Stored data entries
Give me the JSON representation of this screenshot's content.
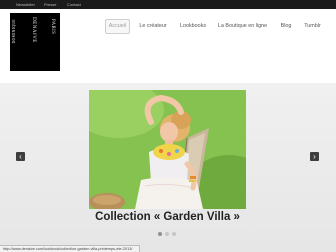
{
  "topbar": {
    "links": [
      "Newsletter",
      "Presse",
      "Contact"
    ]
  },
  "logo": {
    "left_text": "DOMINIQUE",
    "mid_text": "DENAIVE",
    "right_text": "PARIS"
  },
  "nav": {
    "items": [
      "Accueil",
      "Le créateur",
      "Lookbooks",
      "La Boutique en ligne",
      "Blog",
      "Tumblr"
    ],
    "active": "Accueil"
  },
  "slider": {
    "caption": "Collection « Garden Villa »",
    "prev_symbol": "‹",
    "next_symbol": "›",
    "slide_count": 3,
    "active_slide": 1
  },
  "status": {
    "url": "http://www.denaive.com/lookbook/collection-garden-villa-printemps-ete-2013/"
  },
  "colors": {
    "topbar": "#1b1b1b",
    "logo_bg": "#000000",
    "arrow_bg": "#3d3d3d",
    "grass": "#7fbf46"
  }
}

_Task to carry out:_
Leave the pictures out and copy the rest of the data exactly.

_Task output:_
Give me the JSON representation of this screenshot's content.
{
  "topbar": {
    "links": [
      "Newsletter",
      "Presse",
      "Contact"
    ]
  },
  "logo": {
    "left_text": "DOMINIQUE",
    "mid_text": "DENAIVE",
    "right_text": "PARIS"
  },
  "nav": {
    "items": [
      "Accueil",
      "Le créateur",
      "Lookbooks",
      "La Boutique en ligne",
      "Blog",
      "Tumblr"
    ],
    "active": "Accueil"
  },
  "slider": {
    "caption": "Collection « Garden Villa »",
    "prev_symbol": "‹",
    "next_symbol": "›",
    "slide_count": 3,
    "active_slide": 1
  },
  "status": {
    "url": "http://www.denaive.com/lookbook/collection-garden-villa-printemps-ete-2013/"
  },
  "colors": {
    "topbar": "#1b1b1b",
    "logo_bg": "#000000",
    "arrow_bg": "#3d3d3d",
    "grass": "#7fbf46"
  }
}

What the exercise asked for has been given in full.